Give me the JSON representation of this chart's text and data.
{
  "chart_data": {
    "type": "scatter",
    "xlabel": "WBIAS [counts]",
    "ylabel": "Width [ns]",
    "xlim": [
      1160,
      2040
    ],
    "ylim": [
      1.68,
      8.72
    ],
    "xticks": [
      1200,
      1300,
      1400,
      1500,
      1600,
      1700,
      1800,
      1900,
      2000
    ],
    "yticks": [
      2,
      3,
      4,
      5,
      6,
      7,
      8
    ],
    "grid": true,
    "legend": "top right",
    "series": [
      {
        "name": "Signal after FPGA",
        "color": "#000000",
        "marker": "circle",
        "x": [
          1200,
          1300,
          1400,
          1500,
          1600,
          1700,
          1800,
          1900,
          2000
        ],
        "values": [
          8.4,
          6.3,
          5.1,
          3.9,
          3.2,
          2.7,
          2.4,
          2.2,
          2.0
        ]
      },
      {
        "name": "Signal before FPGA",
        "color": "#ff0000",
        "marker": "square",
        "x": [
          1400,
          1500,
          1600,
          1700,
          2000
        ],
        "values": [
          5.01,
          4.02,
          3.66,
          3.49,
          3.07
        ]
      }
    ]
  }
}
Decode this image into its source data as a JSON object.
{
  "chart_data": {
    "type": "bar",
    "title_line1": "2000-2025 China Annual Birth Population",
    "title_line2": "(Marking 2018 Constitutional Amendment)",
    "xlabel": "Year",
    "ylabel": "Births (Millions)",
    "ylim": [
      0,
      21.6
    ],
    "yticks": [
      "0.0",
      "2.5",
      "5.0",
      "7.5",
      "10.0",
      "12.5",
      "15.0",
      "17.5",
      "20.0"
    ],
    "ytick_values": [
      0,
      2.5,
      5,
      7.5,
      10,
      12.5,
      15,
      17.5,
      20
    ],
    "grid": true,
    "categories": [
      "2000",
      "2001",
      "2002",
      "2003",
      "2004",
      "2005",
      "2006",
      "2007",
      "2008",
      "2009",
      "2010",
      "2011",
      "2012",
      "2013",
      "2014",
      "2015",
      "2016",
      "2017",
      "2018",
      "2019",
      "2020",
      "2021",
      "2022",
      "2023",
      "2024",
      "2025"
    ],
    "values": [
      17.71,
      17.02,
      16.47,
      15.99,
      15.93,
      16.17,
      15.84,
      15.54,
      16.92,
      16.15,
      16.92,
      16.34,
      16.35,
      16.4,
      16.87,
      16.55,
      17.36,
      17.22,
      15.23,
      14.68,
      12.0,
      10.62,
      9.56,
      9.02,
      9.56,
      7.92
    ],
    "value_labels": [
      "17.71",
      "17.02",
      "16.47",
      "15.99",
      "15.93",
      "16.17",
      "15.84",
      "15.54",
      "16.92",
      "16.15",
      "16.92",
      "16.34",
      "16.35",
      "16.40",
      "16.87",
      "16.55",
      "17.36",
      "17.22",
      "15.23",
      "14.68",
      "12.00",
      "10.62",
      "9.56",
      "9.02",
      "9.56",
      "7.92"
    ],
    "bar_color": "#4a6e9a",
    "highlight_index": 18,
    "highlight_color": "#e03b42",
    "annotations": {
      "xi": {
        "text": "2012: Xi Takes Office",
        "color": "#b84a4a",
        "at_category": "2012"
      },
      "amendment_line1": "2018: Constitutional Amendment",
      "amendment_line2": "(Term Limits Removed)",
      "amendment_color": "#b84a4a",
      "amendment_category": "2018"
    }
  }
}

INSTRUCTIONS FOR THE TASK: Extract all of the material exactly as it is written.

FINAL RESULT:
Give me the JSON representation of this chart's text and data.
{
  "chart_data": {
    "type": "scatter",
    "xlabel": "WBIAS [counts]",
    "ylabel": "Width [ns]",
    "xlim": [
      1160,
      2040
    ],
    "ylim": [
      1.68,
      8.72
    ],
    "xticks": [
      1200,
      1300,
      1400,
      1500,
      1600,
      1700,
      1800,
      1900,
      2000
    ],
    "yticks": [
      2,
      3,
      4,
      5,
      6,
      7,
      8
    ],
    "grid": true,
    "legend": "top right",
    "series": [
      {
        "name": "Signal after FPGA",
        "color": "#000000",
        "marker": "circle",
        "x": [
          1200,
          1300,
          1400,
          1500,
          1600,
          1700,
          1800,
          1900,
          2000
        ],
        "values": [
          8.4,
          6.3,
          5.1,
          3.9,
          3.2,
          2.7,
          2.4,
          2.2,
          2.0
        ]
      },
      {
        "name": "Signal before FPGA",
        "color": "#ff0000",
        "marker": "square",
        "x": [
          1400,
          1500,
          1600,
          1700,
          2000
        ],
        "values": [
          5.01,
          4.02,
          3.66,
          3.49,
          3.07
        ]
      }
    ]
  }
}
Decode this image into its source data as a JSON object.
{
  "chart_data": {
    "type": "bar",
    "title_line1": "2000-2025 China Annual Birth Population",
    "title_line2": "(Marking 2018 Constitutional Amendment)",
    "xlabel": "Year",
    "ylabel": "Births (Millions)",
    "ylim": [
      0,
      21.6
    ],
    "yticks": [
      "0.0",
      "2.5",
      "5.0",
      "7.5",
      "10.0",
      "12.5",
      "15.0",
      "17.5",
      "20.0"
    ],
    "ytick_values": [
      0,
      2.5,
      5,
      7.5,
      10,
      12.5,
      15,
      17.5,
      20
    ],
    "grid": true,
    "categories": [
      "2000",
      "2001",
      "2002",
      "2003",
      "2004",
      "2005",
      "2006",
      "2007",
      "2008",
      "2009",
      "2010",
      "2011",
      "2012",
      "2013",
      "2014",
      "2015",
      "2016",
      "2017",
      "2018",
      "2019",
      "2020",
      "2021",
      "2022",
      "2023",
      "2024",
      "2025"
    ],
    "values": [
      17.71,
      17.02,
      16.47,
      15.99,
      15.93,
      16.17,
      15.84,
      15.54,
      16.92,
      16.15,
      16.92,
      16.34,
      16.35,
      16.4,
      16.87,
      16.55,
      17.36,
      17.22,
      15.23,
      14.68,
      12.0,
      10.62,
      9.56,
      9.02,
      9.56,
      7.92
    ],
    "value_labels": [
      "17.71",
      "17.02",
      "16.47",
      "15.99",
      "15.93",
      "16.17",
      "15.84",
      "15.54",
      "16.92",
      "16.15",
      "16.92",
      "16.34",
      "16.35",
      "16.40",
      "16.87",
      "16.55",
      "17.36",
      "17.22",
      "15.23",
      "14.68",
      "12.00",
      "10.62",
      "9.56",
      "9.02",
      "9.56",
      "7.92"
    ],
    "bar_color": "#4a6e9a",
    "highlight_index": 18,
    "highlight_color": "#e03b42",
    "annotations": {
      "xi": {
        "text": "2012: Xi Takes Office",
        "color": "#b84a4a",
        "at_category": "2012"
      },
      "amendment_line1": "2018: Constitutional Amendment",
      "amendment_line2": "(Term Limits Removed)",
      "amendment_color": "#b84a4a",
      "amendment_category": "2018"
    }
  }
}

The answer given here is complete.